* Material for this task

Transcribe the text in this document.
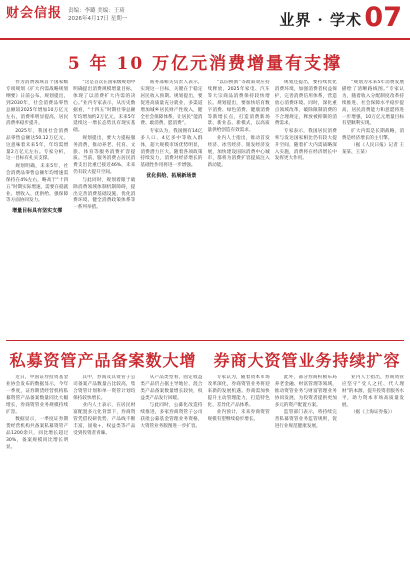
财会信报	责编：李璐 美编：王琦
2026年4月17日 星期一	业界 · 学术 07
5 年 10 万亿元消费增量有支撑

作为消费领域首个国家级专项规划《扩大内需战略规划纲要》日前公布。规划提出，到2030年，社会消费品零售总额较2025年增加10万亿元左右，消费率明显提高，居民消费率稳步提升。

2025年，我国社会消费品零售总额达50.12万亿元。这意味着未来5年，年均需增量2万亿元左右。专家分析，这一目标有扎实支撑。

规划明确，未来5年，社会消费品零售总额年均增速需保持在4%左右，略高于“十四五”时期实际增速，需要在稳就业、增收入、优供给、强保障等方面协同发力。

增量目标具有坚实支撑

“这是首次在国家级规划中明确提出消费规模增量目标，体现了以消费扩大内需的决心。”业内专家表示，从历史数据看，“十四五”时期社零总额年均增加约2万亿元，未来5年延续这一增长态势具有现实基础。

规划提出，要大力提振服务消费，推动养老、托育、文旅、体育等服务消费扩容提质。当前，服务消费占居民消费支出比重已接近46%，未来仍有较大提升空间。

与此同时，规划着眼于破除消费领域体制机制障碍，提出完善消费基础设施、优化消费环境、健全消费政策体系等一系列举措。

商务部相关负责人表示，实现这一目标，关键在于稳定居民收入预期。规划提出，要促进高质量充分就业，多渠道增加城乡居民财产性收入，健全社会保障体系，让居民“能消费、敢消费、愿消费”。

专家认为，我国拥有14亿多人口、4亿多中等收入群体，超大规模市场优势明显，消费潜力巨大。随着各项政策持续发力，消费对经济增长的基础性作用将进一步增强。

优化供给、拓展新场景

“以旧换新”等政策效应持续释放，2025年家电、汽车等大宗商品消费保持较快增长。规划提出，要加快培育数字消费、绿色消费、健康消费等新增长点，打造消费新场景、新业态、新模式，以高质量供给创造有效需求。

业内人士指出，推动首发经济、冰雪经济、银发经济发展，加快建设国际消费中心城市，都将为消费扩容提质注入新动能。

规划还提出，要持续优化消费环境，加强消费者权益保护，完善消费信用体系，营造放心消费环境。同时，深化重点领域改革，破除限制消费的不合理规定，释放被抑制的消费需求。

专家表示，我国居民消费率与发达国家相比仍有较大提升空间，随着扩大内需战略深入实施，消费将在经济增长中发挥更大作用。

“规划为未来5年消费发展描绘了清晰路线图。”专家认为，随着收入分配制度改革持续推进、社会保障水平稳步提高，居民消费能力和意愿将进一步增强，10万亿元增量目标有望顺利实现。

扩大内需是长期战略，消费是经济增长的主引擎。

（据《人民日报》记者 王某某、王某）

私募资管产品备案数大增　券商大资管业务持续扩容

近日，中国证券投资基金业协会发布的数据显示，今年一季度，证券期货经营机构私募资管产品备案数量同比大幅增长，券商资管业务规模持续扩容。

数据显示，一季度证券期货经营机构共备案私募资管产品1200余只，同比增长超过30%，备案规模同比增长明显。

其中，券商及其资管子公司备案产品数量占比较高，集合资管计划和单一资管计划均保持较快增长。

业内人士表示，在居民财富配置多元化背景下，券商资管凭借投研优势，产品线不断丰富，固收+、权益类等产品受到投资者青睐。

从产品类型看，固定收益类产品仍占据主导地位，混合类产品备案数量增长较快，权益类产品发行回暖。

与此同时，公募化改造持续推进，多家券商资管子公司获批公募基金管理业务资格，大资管业务版图进一步扩容。

专家认为，随着资本市场改革深化，券商资管业务将迎来新的发展机遇。券商需加快提升主动管理能力，打造特色化、差异化产品体系。

业内预计，未来券商资管规模有望继续稳步增长。

此外，部分券商积极布局养老金融、财富管理等领域，推动资管业务与财富管理业务协同发展，为投资者提供更加多元的资产配置方案。

监管部门表示，将持续完善私募资管业务监管规则，促进行业规范健康发展。

业内人士指出，券商资管应坚守“受人之托、代人理财”的本源，提升投资者服务水平，助力资本市场高质量发展。

（据《上海证券报》）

* Task statement
Retype the data above exactly; pictures are not part of the copy.

* Answer to the task
Transcribe the text in this document.
财会信报	责编：李璐 美编：王琦
2026年4月17日 星期一	业界 · 学术 07
5 年 10 万亿元消费增量有支撑

作为消费领域首个国家级专项规划《扩大内需战略规划纲要》日前公布。规划提出，到2030年，社会消费品零售总额较2025年增加10万亿元左右，消费率明显提高，居民消费率稳步提升。

2025年，我国社会消费品零售总额达50.12万亿元。这意味着未来5年，年均需增量2万亿元左右。专家分析，这一目标有扎实支撑。

规划明确，未来5年，社会消费品零售总额年均增速需保持在4%左右，略高于“十四五”时期实际增速，需要在稳就业、增收入、优供给、强保障等方面协同发力。

增量目标具有坚实支撑

“这是首次在国家级规划中明确提出消费规模增量目标，体现了以消费扩大内需的决心。”业内专家表示，从历史数据看，“十四五”时期社零总额年均增加约2万亿元，未来5年延续这一增长态势具有现实基础。

规划提出，要大力提振服务消费，推动养老、托育、文旅、体育等服务消费扩容提质。当前，服务消费占居民消费支出比重已接近46%，未来仍有较大提升空间。

与此同时，规划着眼于破除消费领域体制机制障碍，提出完善消费基础设施、优化消费环境、健全消费政策体系等一系列举措。

商务部相关负责人表示，实现这一目标，关键在于稳定居民收入预期。规划提出，要促进高质量充分就业，多渠道增加城乡居民财产性收入，健全社会保障体系，让居民“能消费、敢消费、愿消费”。

专家认为，我国拥有14亿多人口、4亿多中等收入群体，超大规模市场优势明显，消费潜力巨大。随着各项政策持续发力，消费对经济增长的基础性作用将进一步增强。

优化供给、拓展新场景

“以旧换新”等政策效应持续释放，2025年家电、汽车等大宗商品消费保持较快增长。规划提出，要加快培育数字消费、绿色消费、健康消费等新增长点，打造消费新场景、新业态、新模式，以高质量供给创造有效需求。

业内人士指出，推动首发经济、冰雪经济、银发经济发展，加快建设国际消费中心城市，都将为消费扩容提质注入新动能。

规划还提出，要持续优化消费环境，加强消费者权益保护，完善消费信用体系，营造放心消费环境。同时，深化重点领域改革，破除限制消费的不合理规定，释放被抑制的消费需求。

专家表示，我国居民消费率与发达国家相比仍有较大提升空间，随着扩大内需战略深入实施，消费将在经济增长中发挥更大作用。

“规划为未来5年消费发展描绘了清晰路线图。”专家认为，随着收入分配制度改革持续推进、社会保障水平稳步提高，居民消费能力和意愿将进一步增强，10万亿元增量目标有望顺利实现。

扩大内需是长期战略，消费是经济增长的主引擎。

（据《人民日报》记者 王某某、王某）

私募资管产品备案数大增　券商大资管业务持续扩容

近日，中国证券投资基金业协会发布的数据显示，今年一季度，证券期货经营机构私募资管产品备案数量同比大幅增长，券商资管业务规模持续扩容。

数据显示，一季度证券期货经营机构共备案私募资管产品1200余只，同比增长超过30%，备案规模同比增长明显。

其中，券商及其资管子公司备案产品数量占比较高，集合资管计划和单一资管计划均保持较快增长。

业内人士表示，在居民财富配置多元化背景下，券商资管凭借投研优势，产品线不断丰富，固收+、权益类等产品受到投资者青睐。

从产品类型看，固定收益类产品仍占据主导地位，混合类产品备案数量增长较快，权益类产品发行回暖。

与此同时，公募化改造持续推进，多家券商资管子公司获批公募基金管理业务资格，大资管业务版图进一步扩容。

专家认为，随着资本市场改革深化，券商资管业务将迎来新的发展机遇。券商需加快提升主动管理能力，打造特色化、差异化产品体系。

业内预计，未来券商资管规模有望继续稳步增长。

此外，部分券商积极布局养老金融、财富管理等领域，推动资管业务与财富管理业务协同发展，为投资者提供更加多元的资产配置方案。

监管部门表示，将持续完善私募资管业务监管规则，促进行业规范健康发展。

业内人士指出，券商资管应坚守“受人之托、代人理财”的本源，提升投资者服务水平，助力资本市场高质量发展。

（据《上海证券报》）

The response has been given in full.